> The exercise
Return a copy of every line in the records that includes the word "this".
========================================
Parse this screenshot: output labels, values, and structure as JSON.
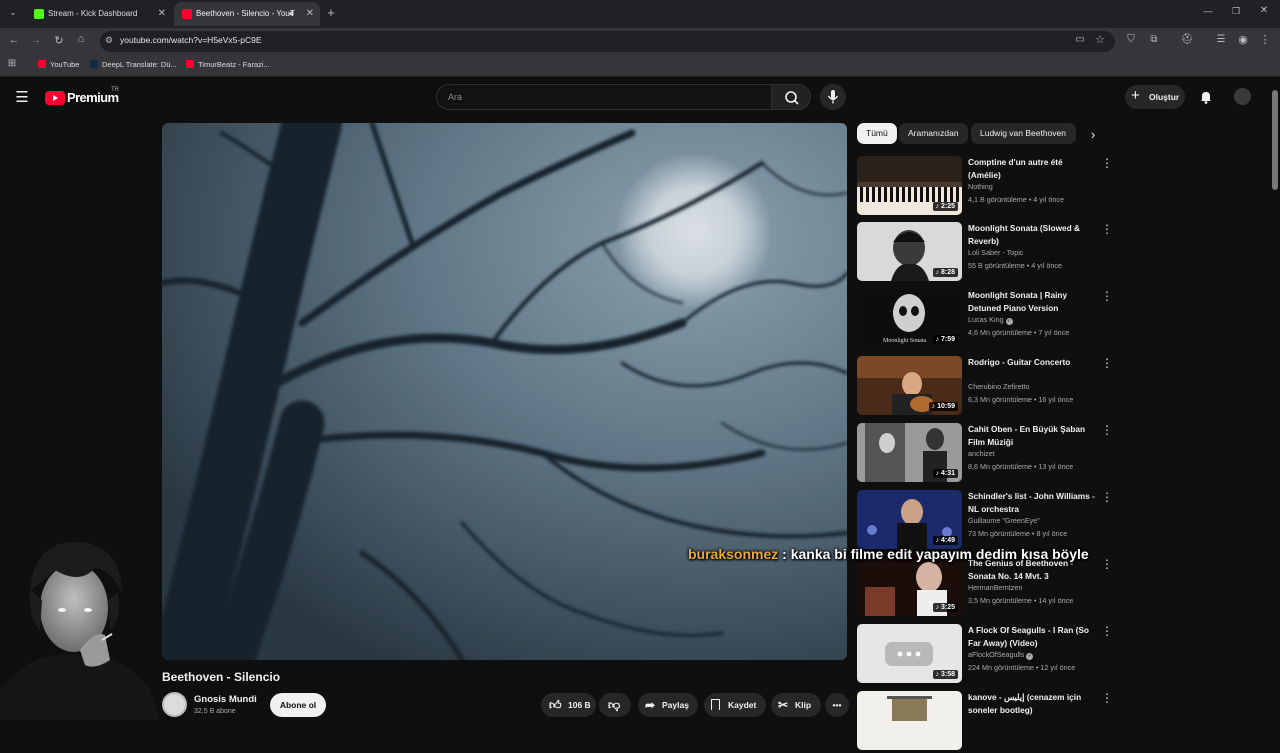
{
  "browser": {
    "tabs": [
      {
        "title": "Stream - Kick Dashboard",
        "favicon_color": "#53fc18"
      },
      {
        "title": "Beethoven - Silencio - YouT",
        "favicon_color": "#ff0033"
      }
    ],
    "new_tab_label": "+",
    "url": "youtube.com/watch?v=H5eVx5-pC9E",
    "bookmarks": [
      {
        "label": "YouTube",
        "icon_color": "#ff0033"
      },
      {
        "label": "DeepL Translate: Dü...",
        "icon_color": "#0f2b46"
      },
      {
        "label": "TimurBeatz - Farazi...",
        "icon_color": "#ff0033"
      }
    ]
  },
  "youtube": {
    "logo_text": "Premium",
    "logo_region": "TR",
    "search_placeholder": "Ara",
    "create_label": "Oluştur",
    "chips": [
      "Tümü",
      "Aramanızdan",
      "Ludwig van Beethoven"
    ],
    "video": {
      "title": "Beethoven - Silencio",
      "channel": "Gnosis Mundi",
      "subscribers": "32,5 B abone",
      "subscribe_label": "Abone ol",
      "likes": "106 B",
      "share_label": "Paylaş",
      "save_label": "Kaydet",
      "clip_label": "Klip"
    },
    "recommendations": [
      {
        "title": "Comptine d'un autre été (Amélie)",
        "channel": "Nothing",
        "verified": false,
        "meta": "4,1 B görüntüleme • 4 yıl önce",
        "duration": "2:25",
        "thumb": "piano"
      },
      {
        "title": "Moonlight Sonata (Slowed & Reverb)",
        "channel": "Loli Saber - Topic",
        "verified": false,
        "meta": "55 B görüntüleme • 4 yıl önce",
        "duration": "8:28",
        "thumb": "portrait"
      },
      {
        "title": "Moonlight Sonata | Rainy Detuned Piano Version",
        "channel": "Lucas King",
        "verified": true,
        "meta": "4,6 Mn görüntüleme • 7 yıl önce",
        "duration": "7:59",
        "thumb": "skull",
        "thumb_caption": "Moonlight Sonata"
      },
      {
        "title": "Rodrigo - Guitar Concerto",
        "channel": "Cherubino Zefiretto",
        "verified": false,
        "meta": "6,3 Mn görüntüleme • 16 yıl önce",
        "duration": "10:59",
        "thumb": "guitar"
      },
      {
        "title": "Cahit Oben - En Büyük Şaban Film Müziği",
        "channel": "anchizet",
        "verified": false,
        "meta": "8,6 Mn görüntüleme • 13 yıl önce",
        "duration": "4:31",
        "thumb": "bw"
      },
      {
        "title": "Schindler's list - John Williams - NL orchestra",
        "channel": "Guillaume \"GreenEye\"",
        "verified": false,
        "meta": "73 Mn görüntüleme • 8 yıl önce",
        "duration": "4:49",
        "thumb": "orchestra"
      },
      {
        "title": "The Genius of Beethoven - Sonata No. 14 Mvt. 3",
        "channel": "HermanBerntzen",
        "verified": false,
        "meta": "3,5 Mn görüntüleme • 14 yıl önce",
        "duration": "3:25",
        "thumb": "pianist"
      },
      {
        "title": "A Flock Of Seagulls - I Ran (So Far Away) (Video)",
        "channel": "aFlockOfSeagulls",
        "verified": true,
        "meta": "224 Mn görüntüleme • 12 yıl önce",
        "duration": "3:58",
        "thumb": "placeholder"
      },
      {
        "title": "kanove - إيليس (cenazem için soneler bootleg)",
        "channel": "",
        "verified": false,
        "meta": "",
        "duration": "",
        "thumb": "paper"
      }
    ]
  },
  "overlay": {
    "chat_user": "buraksonmez",
    "chat_message": ": kanka bi filme edit yapayım dedim kısa böyle",
    "user_color": "#e7a83c"
  }
}
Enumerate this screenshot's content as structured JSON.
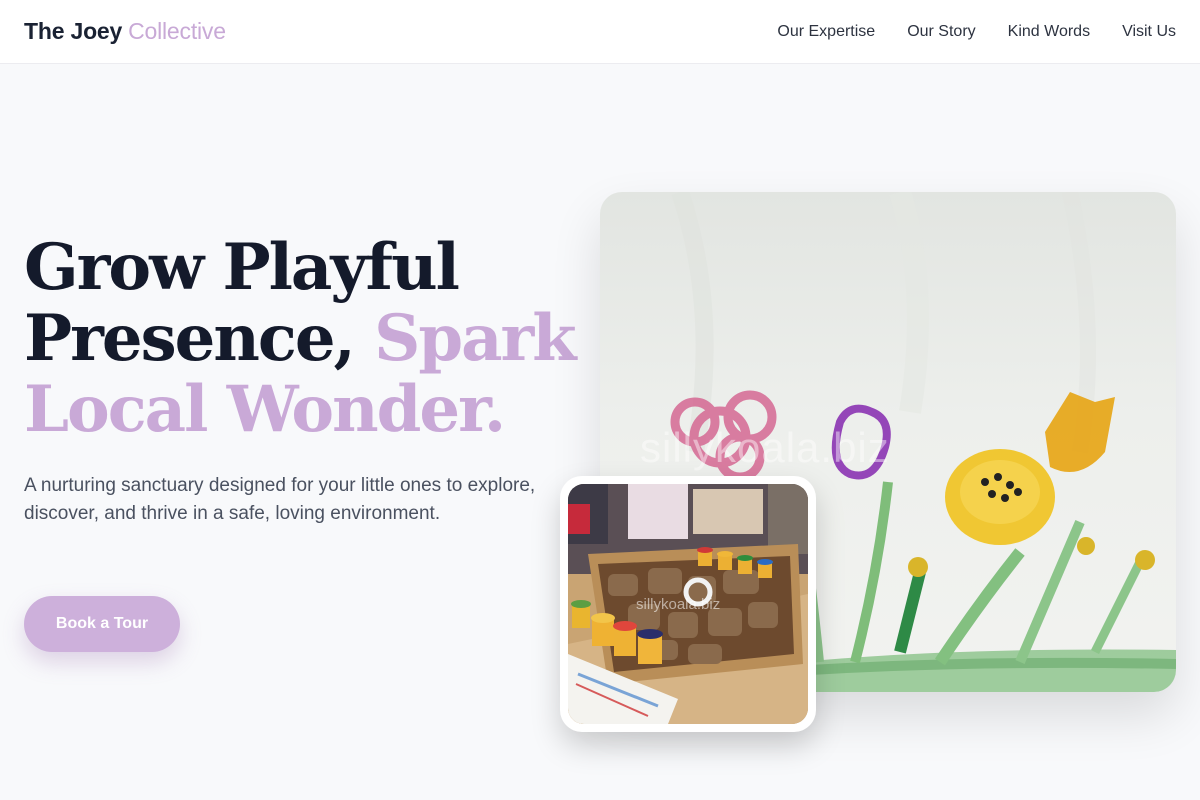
{
  "header": {
    "brand_main": "The Joey",
    "brand_accent": "Collective",
    "nav": [
      {
        "label": "Our Expertise"
      },
      {
        "label": "Our Story"
      },
      {
        "label": "Kind Words"
      },
      {
        "label": "Visit Us"
      }
    ]
  },
  "hero": {
    "title_line1": "Grow Playful",
    "title_line2_dark": "Presence,",
    "title_line2_accent": "Spark",
    "title_line3_accent": "Local Wonder.",
    "subtitle": "A nurturing sanctuary designed for your little ones to explore, discover, and thrive in a safe, loving environment.",
    "cta_label": "Book a Tour"
  },
  "images": {
    "art_watermark": "sillykoala.biz",
    "photo_watermark": "sillykoala.biz"
  },
  "colors": {
    "accent": "#c9a9d7",
    "button": "#cdb0db",
    "heading": "#141a2b",
    "background": "#f8f9fb"
  }
}
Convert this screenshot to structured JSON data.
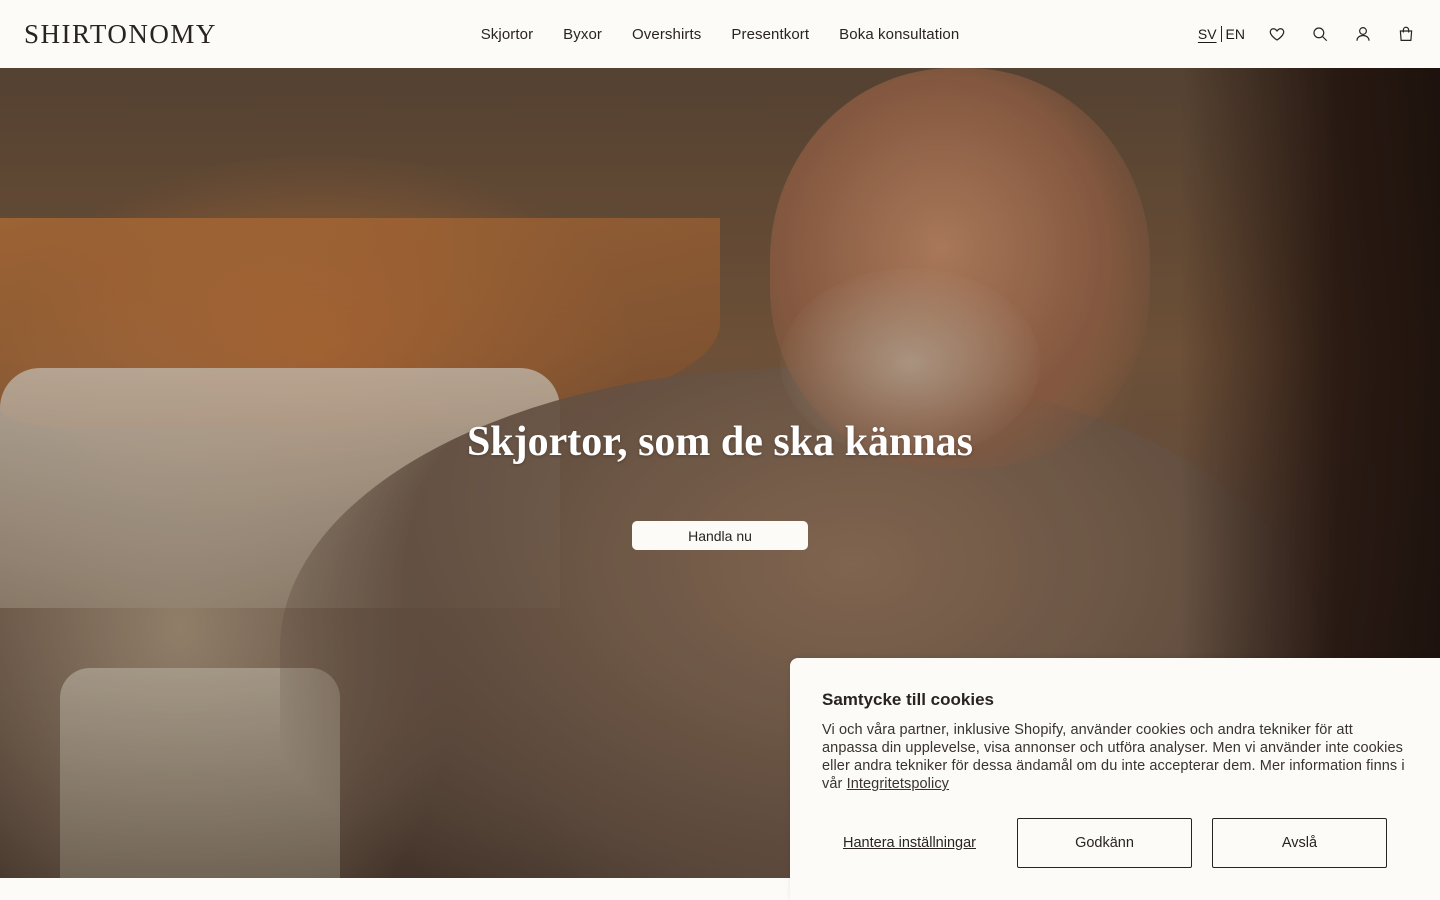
{
  "header": {
    "logo": "SHIRTONOMY",
    "nav": [
      "Skjortor",
      "Byxor",
      "Overshirts",
      "Presentkort",
      "Boka konsultation"
    ],
    "lang_active": "SV",
    "lang_other": "EN",
    "icons": [
      "heart-icon",
      "search-icon",
      "account-icon",
      "bag-icon"
    ]
  },
  "hero": {
    "title": "Skjortor, som de ska kännas",
    "cta": "Handla nu"
  },
  "cookie": {
    "title": "Samtycke till cookies",
    "body": "Vi och våra partner, inklusive Shopify, använder cookies och andra tekniker för att anpassa din upplevelse, visa annonser och utföra analyser. Men vi använder inte cookies eller andra tekniker för dessa ändamål om du inte accepterar dem. Mer information finns i vår ",
    "policy_link": "Integritetspolicy",
    "manage": "Hantera inställningar",
    "accept": "Godkänn",
    "decline": "Avslå"
  }
}
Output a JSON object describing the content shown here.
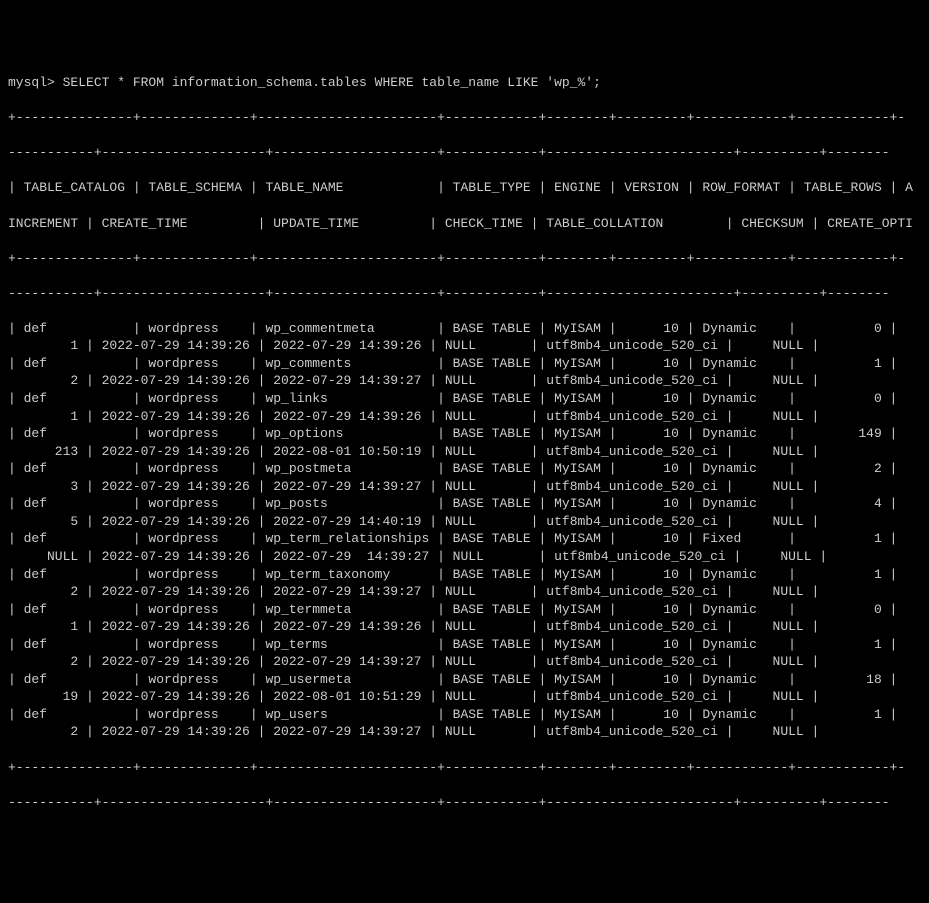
{
  "prompt": "mysql> ",
  "query": "SELECT * FROM information_schema.tables WHERE table_name LIKE 'wp_%';",
  "sep_outer_left": "+---------------+--------------+-----------------------+------------+--------+---------+------------+------------+-",
  "sep_outer_right": "-----------+---------------------+---------------------+------------+------------------------+----------+--------",
  "sep_inner_left": "+---------------+--------------+-----------------------+------------+--------+---------+------------+------------+-",
  "sep_inner_right": "-----------+---------------------+---------------------+------------+------------------------+----------+--------",
  "hdr_line1": "| TABLE_CATALOG | TABLE_SCHEMA | TABLE_NAME            | TABLE_TYPE | ENGINE | VERSION | ROW_FORMAT | TABLE_ROWS | A",
  "hdr_line2": "INCREMENT | CREATE_TIME         | UPDATE_TIME         | CHECK_TIME | TABLE_COLLATION        | CHECKSUM | CREATE_OPTI",
  "rows": [
    {
      "a": "| def           | wordpress    | wp_commentmeta        | BASE TABLE | MyISAM |      10 | Dynamic    |          0 |",
      "b": "        1 | 2022-07-29 14:39:26 | 2022-07-29 14:39:26 | NULL       | utf8mb4_unicode_520_ci |     NULL |"
    },
    {
      "a": "| def           | wordpress    | wp_comments           | BASE TABLE | MyISAM |      10 | Dynamic    |          1 |",
      "b": "        2 | 2022-07-29 14:39:26 | 2022-07-29 14:39:27 | NULL       | utf8mb4_unicode_520_ci |     NULL |"
    },
    {
      "a": "| def           | wordpress    | wp_links              | BASE TABLE | MyISAM |      10 | Dynamic    |          0 |",
      "b": "        1 | 2022-07-29 14:39:26 | 2022-07-29 14:39:26 | NULL       | utf8mb4_unicode_520_ci |     NULL |"
    },
    {
      "a": "| def           | wordpress    | wp_options            | BASE TABLE | MyISAM |      10 | Dynamic    |        149 |",
      "b": "      213 | 2022-07-29 14:39:26 | 2022-08-01 10:50:19 | NULL       | utf8mb4_unicode_520_ci |     NULL |"
    },
    {
      "a": "| def           | wordpress    | wp_postmeta           | BASE TABLE | MyISAM |      10 | Dynamic    |          2 |",
      "b": "        3 | 2022-07-29 14:39:26 | 2022-07-29 14:39:27 | NULL       | utf8mb4_unicode_520_ci |     NULL |"
    },
    {
      "a": "| def           | wordpress    | wp_posts              | BASE TABLE | MyISAM |      10 | Dynamic    |          4 |",
      "b": "        5 | 2022-07-29 14:39:26 | 2022-07-29 14:40:19 | NULL       | utf8mb4_unicode_520_ci |     NULL |"
    },
    {
      "a": "| def           | wordpress    | wp_term_relationships | BASE TABLE | MyISAM |      10 | Fixed      |          1 |",
      "b": "     NULL | 2022-07-29 14:39:26 | 2022-07-29  14:39:27 | NULL       | utf8mb4_unicode_520_ci |     NULL |"
    },
    {
      "a": "| def           | wordpress    | wp_term_taxonomy      | BASE TABLE | MyISAM |      10 | Dynamic    |          1 |",
      "b": "        2 | 2022-07-29 14:39:26 | 2022-07-29 14:39:27 | NULL       | utf8mb4_unicode_520_ci |     NULL |"
    },
    {
      "a": "| def           | wordpress    | wp_termmeta           | BASE TABLE | MyISAM |      10 | Dynamic    |          0 |",
      "b": "        1 | 2022-07-29 14:39:26 | 2022-07-29 14:39:26 | NULL       | utf8mb4_unicode_520_ci |     NULL |"
    },
    {
      "a": "| def           | wordpress    | wp_terms              | BASE TABLE | MyISAM |      10 | Dynamic    |          1 |",
      "b": "        2 | 2022-07-29 14:39:26 | 2022-07-29 14:39:27 | NULL       | utf8mb4_unicode_520_ci |     NULL |"
    },
    {
      "a": "| def           | wordpress    | wp_usermeta           | BASE TABLE | MyISAM |      10 | Dynamic    |         18 |",
      "b": "       19 | 2022-07-29 14:39:26 | 2022-08-01 10:51:29 | NULL       | utf8mb4_unicode_520_ci |     NULL |"
    },
    {
      "a": "| def           | wordpress    | wp_users              | BASE TABLE | MyISAM |      10 | Dynamic    |          1 |",
      "b": "        2 | 2022-07-29 14:39:26 | 2022-07-29 14:39:27 | NULL       | utf8mb4_unicode_520_ci |     NULL |"
    }
  ]
}
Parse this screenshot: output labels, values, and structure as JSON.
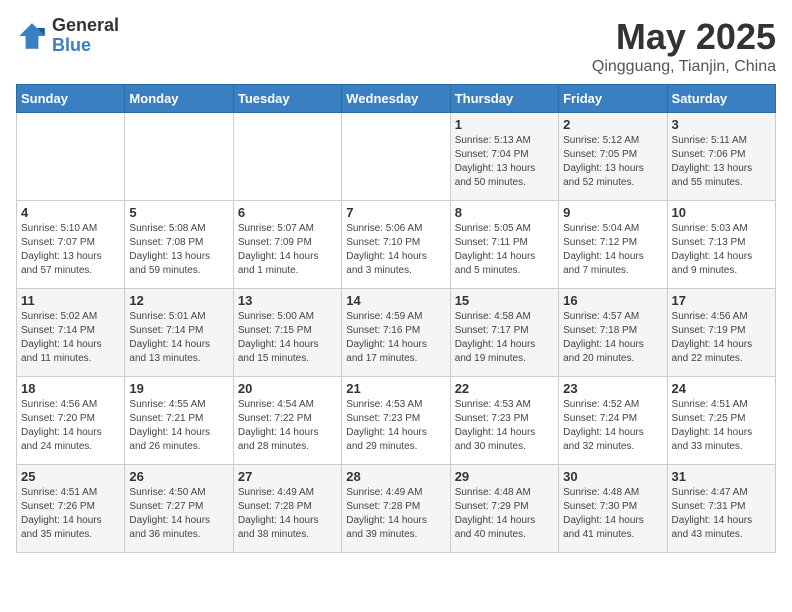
========================================
> The reply
Parse this screenshot: output labels, values, and structure as JSON.
Enumerate this screenshot's content as structured JSON.
Convert this screenshot to structured JSON data.
Parse this screenshot: output labels, values, and structure as JSON.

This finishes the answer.